*BRIEF:* Extract all lines containing "free".

*DATA RECORDS:*
Begin

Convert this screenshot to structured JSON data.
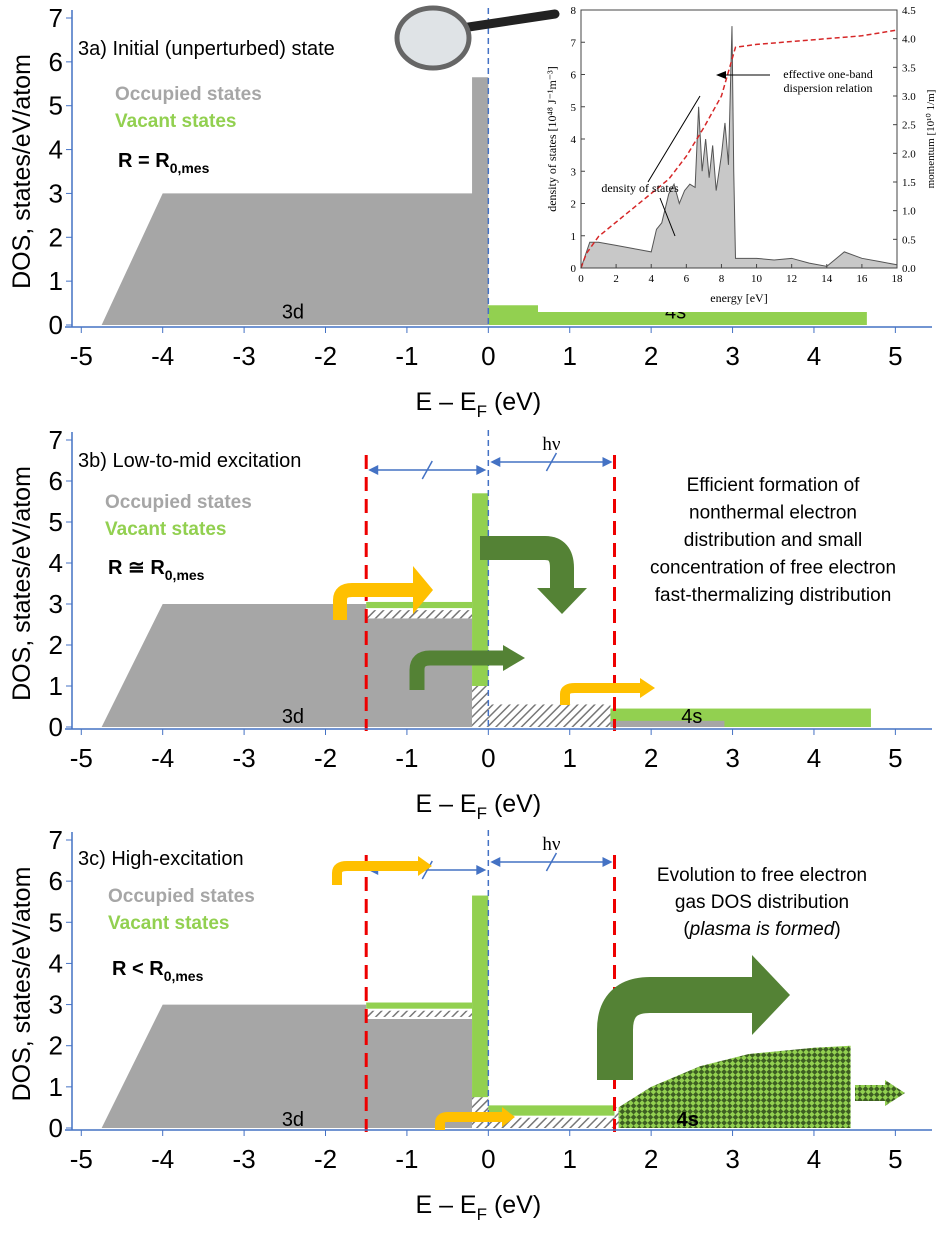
{
  "chart_data": [
    {
      "type": "dos",
      "title": "3a) Initial (unperturbed) state",
      "legend": [
        "Occupied states",
        "Vacant states"
      ],
      "colors": {
        "occupied": "#a6a6a6",
        "vacant": "#92d050"
      },
      "condition": [
        "R = R",
        "0,mes"
      ],
      "band_labels": [
        "3d",
        "4s"
      ],
      "xlabel": [
        "E – E",
        "F",
        " (eV)"
      ],
      "ylabel": "DOS, states/eV/atom",
      "xlim": [
        -5.2,
        5.45
      ],
      "ylim": [
        0,
        7
      ],
      "xticks": [
        -5,
        -4,
        -3,
        -2,
        -1,
        0,
        1,
        2,
        3,
        4,
        5
      ],
      "yticks": [
        0,
        1,
        2,
        3,
        4,
        5,
        6,
        7
      ],
      "occupied": {
        "x": [
          -4.75,
          -4,
          -0.2,
          -0.2,
          0,
          0
        ],
        "values": [
          0,
          3,
          3,
          5.65,
          5.65,
          0
        ]
      },
      "bands": [
        {
          "x": [
            0,
            4.65
          ],
          "y": [
            0,
            0.45
          ],
          "style": "vacant"
        }
      ]
    },
    {
      "type": "dos",
      "title": "3b) Low-to-mid excitation",
      "legend": [
        "Occupied states",
        "Vacant states"
      ],
      "colors": {
        "occupied": "#a6a6a6",
        "vacant": "#92d050"
      },
      "condition": [
        "R ≅ R",
        "0,mes"
      ],
      "band_labels": [
        "3d",
        "4s"
      ],
      "photon": "hν",
      "annotation": [
        "Efficient formation of",
        "nonthermal electron",
        "distribution and small",
        "concentration of free electron",
        "fast-thermalizing distribution"
      ],
      "xlabel": [
        "E – E",
        "F",
        " (eV)"
      ],
      "ylabel": "DOS, states/eV/atom",
      "xlim": [
        -5.2,
        5.45
      ],
      "ylim": [
        0,
        7
      ],
      "xticks": [
        -5,
        -4,
        -3,
        -2,
        -1,
        0,
        1,
        2,
        3,
        4,
        5
      ],
      "yticks": [
        0,
        1,
        2,
        3,
        4,
        5,
        6,
        7
      ],
      "markers": [
        -1.5,
        1.55
      ],
      "occupied": {
        "x": [
          -4.75,
          -4,
          -1.5,
          -1.5,
          -0.2,
          -0.2
        ],
        "values": [
          0,
          3,
          3,
          2.65,
          2.65,
          0
        ]
      },
      "bands": [
        {
          "x": [
            -0.2,
            0
          ],
          "y": [
            0,
            1
          ],
          "style": "hatch"
        },
        {
          "x": [
            -1.5,
            -0.2
          ],
          "y": [
            2.65,
            2.85
          ],
          "style": "hatch"
        },
        {
          "x": [
            -1.5,
            -0.2
          ],
          "y": [
            2.9,
            3.05
          ],
          "style": "vacant"
        },
        {
          "x": [
            -0.2,
            0
          ],
          "y": [
            1,
            5.7
          ],
          "style": "vacant"
        },
        {
          "x": [
            0,
            1.5
          ],
          "y": [
            0,
            0.55
          ],
          "style": "hatch"
        },
        {
          "x": [
            1.5,
            4.7
          ],
          "y": [
            0,
            0.45
          ],
          "style": "vacant"
        },
        {
          "x": [
            1.5,
            2.9
          ],
          "y": [
            0,
            0.15
          ],
          "style": "occupied"
        }
      ]
    },
    {
      "type": "dos",
      "title": "3c) High-excitation",
      "legend": [
        "Occupied states",
        "Vacant states"
      ],
      "colors": {
        "occupied": "#a6a6a6",
        "vacant": "#92d050"
      },
      "condition": [
        "R < R",
        "0,mes"
      ],
      "band_labels": [
        "3d",
        "4s"
      ],
      "photon": "hν",
      "annotation": [
        "Evolution to free electron",
        "gas DOS distribution",
        "(",
        "plasma is formed",
        ")"
      ],
      "xlabel": [
        "E – E",
        "F",
        " (eV)"
      ],
      "ylabel": "DOS, states/eV/atom",
      "xlim": [
        -5.2,
        5.45
      ],
      "ylim": [
        0,
        7
      ],
      "xticks": [
        -5,
        -4,
        -3,
        -2,
        -1,
        0,
        1,
        2,
        3,
        4,
        5
      ],
      "yticks": [
        0,
        1,
        2,
        3,
        4,
        5,
        6,
        7
      ],
      "markers": [
        -1.5,
        1.55
      ],
      "occupied": {
        "x": [
          -4.75,
          -4,
          -1.5,
          -1.5,
          -0.2,
          -0.2
        ],
        "values": [
          0,
          3,
          3,
          2.65,
          2.65,
          0
        ]
      },
      "bands": [
        {
          "x": [
            -0.2,
            0
          ],
          "y": [
            0,
            0.75
          ],
          "style": "hatch"
        },
        {
          "x": [
            -1.5,
            -0.2
          ],
          "y": [
            2.7,
            2.85
          ],
          "style": "hatch"
        },
        {
          "x": [
            -1.5,
            -0.2
          ],
          "y": [
            2.9,
            3.05
          ],
          "style": "vacant"
        },
        {
          "x": [
            -0.2,
            0
          ],
          "y": [
            0.75,
            5.65
          ],
          "style": "vacant"
        },
        {
          "x": [
            0,
            1.55
          ],
          "y": [
            0,
            0.25
          ],
          "style": "hatch"
        },
        {
          "x": [
            0,
            1.55
          ],
          "y": [
            0.3,
            0.55
          ],
          "style": "vacant"
        },
        {
          "x": [
            1.55,
            1.65
          ],
          "y": [
            0,
            0.5
          ],
          "style": "hatch"
        }
      ],
      "plasma": {
        "x": [
          1.6,
          2,
          2.6,
          3.2,
          4,
          4.45
        ],
        "values": [
          0.5,
          1.0,
          1.5,
          1.8,
          1.95,
          2.0
        ]
      }
    },
    {
      "type": "line",
      "xlabel": "energy [eV]",
      "ylabel": "density of states [10⁴⁸ J⁻¹m⁻³]",
      "y2label": "momentum [10¹⁰ 1/m]",
      "annotations": [
        "density of states",
        "effective one-band",
        "dispersion relation"
      ],
      "xlim": [
        0,
        18
      ],
      "ylim": [
        0,
        8
      ],
      "y2lim": [
        0,
        4.5
      ],
      "xticks": [
        0,
        2,
        4,
        6,
        8,
        10,
        12,
        14,
        16,
        18
      ],
      "yticks": [
        0,
        1,
        2,
        3,
        4,
        5,
        6,
        7,
        8
      ],
      "y2ticks": [
        {
          "value": 0,
          "label": "0.0"
        },
        0.5,
        {
          "value": 1,
          "label": "1.0"
        },
        1.5,
        {
          "value": 2,
          "label": "2.0"
        },
        2.5,
        {
          "value": 3,
          "label": "3.0"
        },
        3.5,
        {
          "value": 4,
          "label": "4.0"
        },
        4.5
      ],
      "dos": {
        "color": "#c8c8c8",
        "x": [
          0,
          0.5,
          1,
          2,
          3,
          4,
          4.3,
          4.6,
          5,
          5.3,
          5.6,
          5.9,
          6.2,
          6.5,
          6.7,
          6.9,
          7.1,
          7.3,
          7.5,
          7.7,
          8,
          8.2,
          8.4,
          8.6,
          8.7,
          8.8,
          9,
          10,
          11,
          12,
          13,
          14,
          15,
          16,
          17,
          18
        ],
        "values": [
          0,
          0.8,
          0.8,
          0.7,
          0.6,
          0.5,
          1.2,
          1.4,
          2.3,
          2.6,
          2.0,
          2.4,
          2.6,
          2.5,
          5.0,
          3.0,
          4.0,
          2.8,
          3.8,
          2.4,
          3.5,
          4.5,
          3.2,
          7.5,
          3.0,
          0.3,
          0.3,
          0.3,
          0.25,
          0.3,
          0.15,
          0.05,
          0.5,
          0.3,
          0.2,
          0.1
        ]
      },
      "momentum": {
        "color": "#d62728",
        "axis": "y2",
        "x": [
          0,
          0.3,
          1,
          2,
          3,
          4,
          5,
          6,
          7,
          8,
          8.8,
          10,
          12,
          14,
          16,
          18
        ],
        "values": [
          0,
          0.25,
          0.55,
          0.8,
          1.05,
          1.3,
          1.55,
          1.95,
          2.45,
          3.0,
          3.85,
          3.9,
          3.95,
          4.0,
          4.05,
          4.15
        ]
      }
    }
  ]
}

End

*ANSWER FOR THIS EXERCISE:*
        "concentration of free electron",
        "Evolution to free electron",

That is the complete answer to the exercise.